## Aim of the exercise
Write out, word for word, every line from the one containing "Transcribe the text in this document." through the last line of the records below, both ends included.

Stored records
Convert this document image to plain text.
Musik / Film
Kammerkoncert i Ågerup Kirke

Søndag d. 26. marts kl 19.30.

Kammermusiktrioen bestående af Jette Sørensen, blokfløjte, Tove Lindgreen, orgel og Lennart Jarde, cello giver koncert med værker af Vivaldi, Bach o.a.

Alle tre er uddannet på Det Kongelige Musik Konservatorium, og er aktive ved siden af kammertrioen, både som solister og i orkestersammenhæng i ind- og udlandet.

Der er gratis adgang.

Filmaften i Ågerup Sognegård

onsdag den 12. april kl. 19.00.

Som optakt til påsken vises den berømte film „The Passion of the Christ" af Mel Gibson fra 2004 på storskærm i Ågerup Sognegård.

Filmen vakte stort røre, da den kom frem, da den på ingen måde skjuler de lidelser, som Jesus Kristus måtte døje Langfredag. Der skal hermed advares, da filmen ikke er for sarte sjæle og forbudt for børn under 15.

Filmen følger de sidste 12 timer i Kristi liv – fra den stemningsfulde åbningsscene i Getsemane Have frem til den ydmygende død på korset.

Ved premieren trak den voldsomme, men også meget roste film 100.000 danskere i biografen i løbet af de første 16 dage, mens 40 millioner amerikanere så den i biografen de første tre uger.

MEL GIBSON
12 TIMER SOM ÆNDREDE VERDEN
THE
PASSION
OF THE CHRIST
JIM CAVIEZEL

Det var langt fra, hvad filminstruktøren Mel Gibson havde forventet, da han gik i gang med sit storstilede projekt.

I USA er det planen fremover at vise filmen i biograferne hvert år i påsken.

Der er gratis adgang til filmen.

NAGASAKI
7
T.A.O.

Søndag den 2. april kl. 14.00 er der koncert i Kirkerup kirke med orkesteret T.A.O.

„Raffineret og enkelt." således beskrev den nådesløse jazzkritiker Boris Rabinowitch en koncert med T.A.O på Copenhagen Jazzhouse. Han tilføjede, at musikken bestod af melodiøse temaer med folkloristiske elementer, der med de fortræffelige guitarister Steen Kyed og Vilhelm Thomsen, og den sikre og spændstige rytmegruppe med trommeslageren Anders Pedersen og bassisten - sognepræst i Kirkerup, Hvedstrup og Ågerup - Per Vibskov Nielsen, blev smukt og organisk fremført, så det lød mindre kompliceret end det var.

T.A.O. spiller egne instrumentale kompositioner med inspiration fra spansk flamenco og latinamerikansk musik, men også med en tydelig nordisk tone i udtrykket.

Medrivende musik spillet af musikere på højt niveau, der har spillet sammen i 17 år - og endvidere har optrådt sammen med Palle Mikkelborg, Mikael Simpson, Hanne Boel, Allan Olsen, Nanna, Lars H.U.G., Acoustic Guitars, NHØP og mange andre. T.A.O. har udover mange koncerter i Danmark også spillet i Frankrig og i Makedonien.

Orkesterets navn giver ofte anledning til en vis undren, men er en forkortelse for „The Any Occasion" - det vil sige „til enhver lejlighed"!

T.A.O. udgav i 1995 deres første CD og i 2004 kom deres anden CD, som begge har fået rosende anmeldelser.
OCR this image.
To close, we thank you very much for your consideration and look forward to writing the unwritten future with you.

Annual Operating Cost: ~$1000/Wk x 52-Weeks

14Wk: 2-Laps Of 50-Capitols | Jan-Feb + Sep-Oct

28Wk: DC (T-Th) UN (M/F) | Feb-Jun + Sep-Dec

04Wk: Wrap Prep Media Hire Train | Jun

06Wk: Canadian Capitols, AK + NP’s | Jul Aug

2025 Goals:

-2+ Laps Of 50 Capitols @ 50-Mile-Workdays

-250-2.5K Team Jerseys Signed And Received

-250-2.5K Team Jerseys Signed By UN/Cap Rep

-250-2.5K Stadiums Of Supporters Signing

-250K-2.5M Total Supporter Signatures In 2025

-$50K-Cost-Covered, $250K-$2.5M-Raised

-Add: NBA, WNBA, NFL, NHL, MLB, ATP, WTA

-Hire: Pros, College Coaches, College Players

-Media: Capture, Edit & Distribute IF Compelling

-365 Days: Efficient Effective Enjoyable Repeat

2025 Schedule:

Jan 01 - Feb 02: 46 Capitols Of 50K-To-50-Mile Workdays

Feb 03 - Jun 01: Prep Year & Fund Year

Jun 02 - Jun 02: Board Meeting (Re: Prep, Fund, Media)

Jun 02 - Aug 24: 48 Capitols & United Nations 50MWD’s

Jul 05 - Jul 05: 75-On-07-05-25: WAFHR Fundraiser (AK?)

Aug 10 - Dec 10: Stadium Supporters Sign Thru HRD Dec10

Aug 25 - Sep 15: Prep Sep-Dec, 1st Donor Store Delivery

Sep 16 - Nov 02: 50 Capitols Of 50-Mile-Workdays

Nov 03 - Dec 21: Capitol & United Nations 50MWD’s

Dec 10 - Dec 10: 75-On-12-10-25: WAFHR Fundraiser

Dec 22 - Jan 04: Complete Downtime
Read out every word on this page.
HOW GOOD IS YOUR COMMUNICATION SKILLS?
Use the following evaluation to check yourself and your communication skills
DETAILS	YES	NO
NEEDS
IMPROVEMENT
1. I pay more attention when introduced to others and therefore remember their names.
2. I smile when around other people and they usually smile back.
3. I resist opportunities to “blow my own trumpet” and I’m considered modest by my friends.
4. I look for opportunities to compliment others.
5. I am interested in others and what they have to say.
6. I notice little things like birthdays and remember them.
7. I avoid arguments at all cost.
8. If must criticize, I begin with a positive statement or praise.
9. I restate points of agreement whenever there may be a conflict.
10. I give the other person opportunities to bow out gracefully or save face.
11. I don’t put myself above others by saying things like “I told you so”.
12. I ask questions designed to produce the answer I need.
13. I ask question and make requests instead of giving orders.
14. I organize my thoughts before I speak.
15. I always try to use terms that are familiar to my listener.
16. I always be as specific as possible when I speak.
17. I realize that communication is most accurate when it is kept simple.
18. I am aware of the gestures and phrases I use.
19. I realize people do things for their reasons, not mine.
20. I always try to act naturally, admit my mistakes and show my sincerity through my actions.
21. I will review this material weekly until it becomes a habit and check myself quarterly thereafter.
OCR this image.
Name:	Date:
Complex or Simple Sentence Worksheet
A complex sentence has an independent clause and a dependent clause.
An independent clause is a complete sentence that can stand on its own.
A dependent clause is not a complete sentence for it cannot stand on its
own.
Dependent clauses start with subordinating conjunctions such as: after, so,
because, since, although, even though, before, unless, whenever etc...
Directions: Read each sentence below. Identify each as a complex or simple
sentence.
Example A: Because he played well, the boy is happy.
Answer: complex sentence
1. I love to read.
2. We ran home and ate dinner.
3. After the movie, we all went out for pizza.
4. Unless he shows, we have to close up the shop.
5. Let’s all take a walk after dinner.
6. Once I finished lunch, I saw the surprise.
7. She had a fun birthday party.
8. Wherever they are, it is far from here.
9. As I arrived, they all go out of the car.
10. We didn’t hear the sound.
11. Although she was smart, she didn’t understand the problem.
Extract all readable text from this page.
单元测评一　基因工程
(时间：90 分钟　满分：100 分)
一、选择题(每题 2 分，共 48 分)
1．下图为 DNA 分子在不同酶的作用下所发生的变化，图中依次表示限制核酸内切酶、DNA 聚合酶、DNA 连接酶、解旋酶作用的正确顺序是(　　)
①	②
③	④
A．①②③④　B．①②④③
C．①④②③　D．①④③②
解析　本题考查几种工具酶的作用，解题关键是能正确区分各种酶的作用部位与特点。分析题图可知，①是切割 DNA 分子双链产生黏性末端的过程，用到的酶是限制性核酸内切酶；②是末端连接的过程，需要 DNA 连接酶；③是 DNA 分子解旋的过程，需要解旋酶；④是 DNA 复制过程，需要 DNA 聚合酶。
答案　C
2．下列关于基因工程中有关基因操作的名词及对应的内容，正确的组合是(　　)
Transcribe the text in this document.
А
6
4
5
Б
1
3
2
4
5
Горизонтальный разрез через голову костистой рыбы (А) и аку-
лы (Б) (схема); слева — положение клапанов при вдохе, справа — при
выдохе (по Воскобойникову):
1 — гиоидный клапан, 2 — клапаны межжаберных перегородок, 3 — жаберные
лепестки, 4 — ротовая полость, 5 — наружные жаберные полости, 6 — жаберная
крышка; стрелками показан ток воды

## Result for this task
Transcribe the text in this document.
А
6
4
5
Б
1
3
2
4
5
Горизонтальный разрез через голову костистой рыбы (А) и аку-
лы (Б) (схема); слева — положение клапанов при вдохе, справа — при
выдохе (по Воскобойникову):
1 — гиоидный клапан, 2 — клапаны межжаберных перегородок, 3 — жаберные
лепестки, 4 — ротовая полость, 5 — наружные жаберные полости, 6 — жаберная
крышка; стрелками показан ток воды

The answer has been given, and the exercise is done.